[Dataset excerpt]
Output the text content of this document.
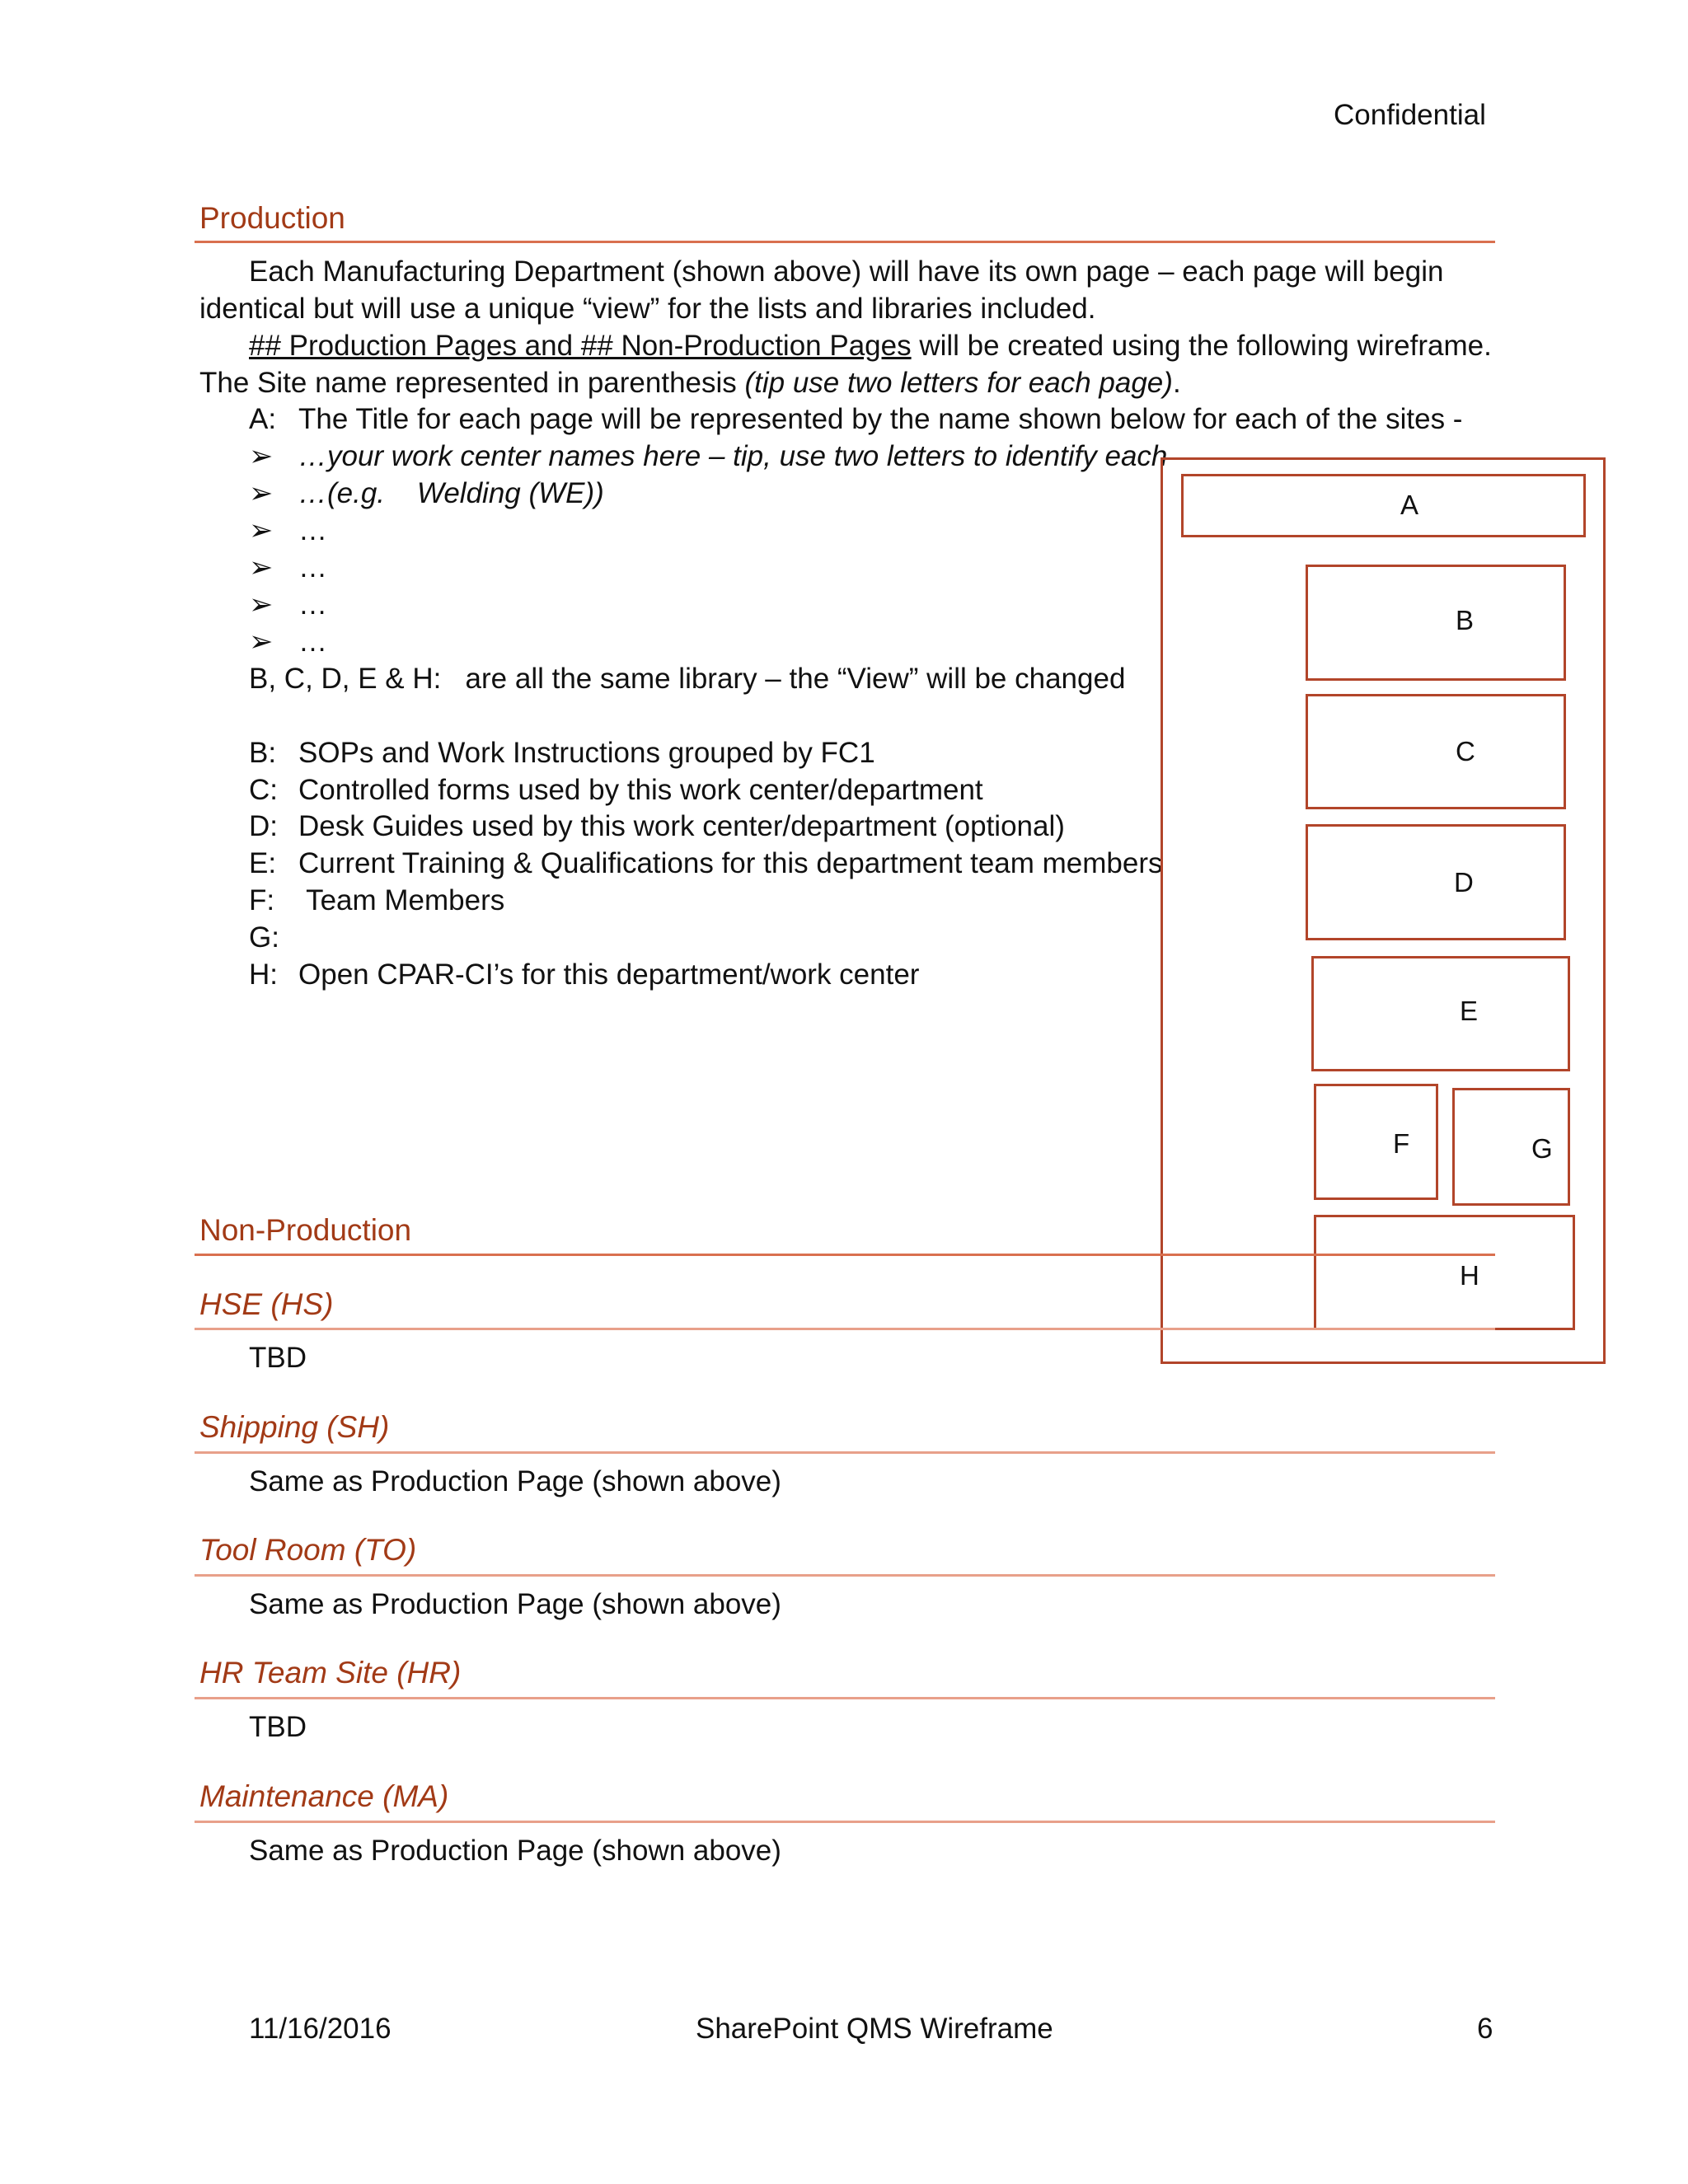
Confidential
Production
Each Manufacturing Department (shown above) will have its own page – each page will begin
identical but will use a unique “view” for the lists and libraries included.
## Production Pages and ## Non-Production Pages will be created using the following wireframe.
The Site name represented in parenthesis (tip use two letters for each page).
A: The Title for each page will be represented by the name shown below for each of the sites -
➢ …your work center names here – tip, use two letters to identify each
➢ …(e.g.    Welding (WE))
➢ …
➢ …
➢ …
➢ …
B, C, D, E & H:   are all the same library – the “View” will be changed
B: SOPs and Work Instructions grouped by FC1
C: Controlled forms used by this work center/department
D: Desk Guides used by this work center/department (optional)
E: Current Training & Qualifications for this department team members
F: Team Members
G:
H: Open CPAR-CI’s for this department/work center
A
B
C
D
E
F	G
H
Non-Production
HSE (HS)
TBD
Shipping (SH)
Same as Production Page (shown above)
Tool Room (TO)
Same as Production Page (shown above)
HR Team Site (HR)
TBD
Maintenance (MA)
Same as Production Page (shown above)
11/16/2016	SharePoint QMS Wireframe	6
---
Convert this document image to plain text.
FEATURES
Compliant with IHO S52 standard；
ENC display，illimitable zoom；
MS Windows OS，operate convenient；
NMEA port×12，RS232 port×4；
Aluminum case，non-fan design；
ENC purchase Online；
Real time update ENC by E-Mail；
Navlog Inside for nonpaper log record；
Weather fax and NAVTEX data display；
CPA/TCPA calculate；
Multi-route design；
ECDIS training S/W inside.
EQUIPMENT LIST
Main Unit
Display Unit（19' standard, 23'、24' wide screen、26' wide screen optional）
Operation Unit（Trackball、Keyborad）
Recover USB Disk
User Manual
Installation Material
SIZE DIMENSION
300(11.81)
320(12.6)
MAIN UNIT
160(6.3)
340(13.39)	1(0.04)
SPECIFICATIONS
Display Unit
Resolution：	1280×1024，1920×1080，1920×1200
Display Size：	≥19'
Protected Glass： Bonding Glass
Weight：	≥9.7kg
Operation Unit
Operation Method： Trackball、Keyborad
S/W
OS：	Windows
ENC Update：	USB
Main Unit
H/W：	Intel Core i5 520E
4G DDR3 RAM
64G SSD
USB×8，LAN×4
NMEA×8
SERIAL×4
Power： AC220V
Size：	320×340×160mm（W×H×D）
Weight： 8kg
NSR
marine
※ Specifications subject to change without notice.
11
---
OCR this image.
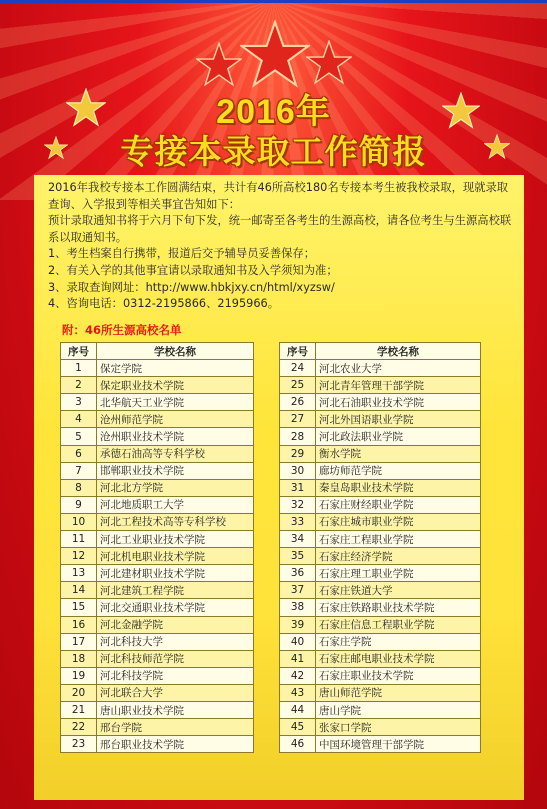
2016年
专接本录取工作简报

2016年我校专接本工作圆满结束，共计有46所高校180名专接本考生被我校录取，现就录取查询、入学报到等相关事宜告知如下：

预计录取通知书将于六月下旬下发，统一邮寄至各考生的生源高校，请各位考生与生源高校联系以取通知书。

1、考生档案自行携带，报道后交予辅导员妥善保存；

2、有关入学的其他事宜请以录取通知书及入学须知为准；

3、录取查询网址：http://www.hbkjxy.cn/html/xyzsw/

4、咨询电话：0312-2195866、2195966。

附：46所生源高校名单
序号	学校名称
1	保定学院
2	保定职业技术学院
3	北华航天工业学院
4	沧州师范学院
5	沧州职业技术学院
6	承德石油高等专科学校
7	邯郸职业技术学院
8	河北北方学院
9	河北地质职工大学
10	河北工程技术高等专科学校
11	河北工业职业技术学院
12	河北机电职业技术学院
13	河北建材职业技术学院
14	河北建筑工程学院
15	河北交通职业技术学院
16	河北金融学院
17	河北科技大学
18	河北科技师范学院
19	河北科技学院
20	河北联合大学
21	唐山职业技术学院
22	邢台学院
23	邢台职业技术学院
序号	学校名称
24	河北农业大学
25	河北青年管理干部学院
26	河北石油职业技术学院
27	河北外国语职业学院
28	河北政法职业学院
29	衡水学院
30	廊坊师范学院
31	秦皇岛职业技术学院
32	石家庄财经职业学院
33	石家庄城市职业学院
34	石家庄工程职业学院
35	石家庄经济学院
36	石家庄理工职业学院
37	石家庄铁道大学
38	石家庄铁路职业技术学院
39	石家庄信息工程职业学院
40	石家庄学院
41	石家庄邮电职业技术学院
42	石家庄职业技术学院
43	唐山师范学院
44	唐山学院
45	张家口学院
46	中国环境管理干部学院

** Problem requirements **
Collect every line above that contains the word "optional".

** Expected answer **
D: Desk Guides used by this work center/department (optional)
Display Unit（19' standard, 23'、24' wide screen、26' wide screen optional）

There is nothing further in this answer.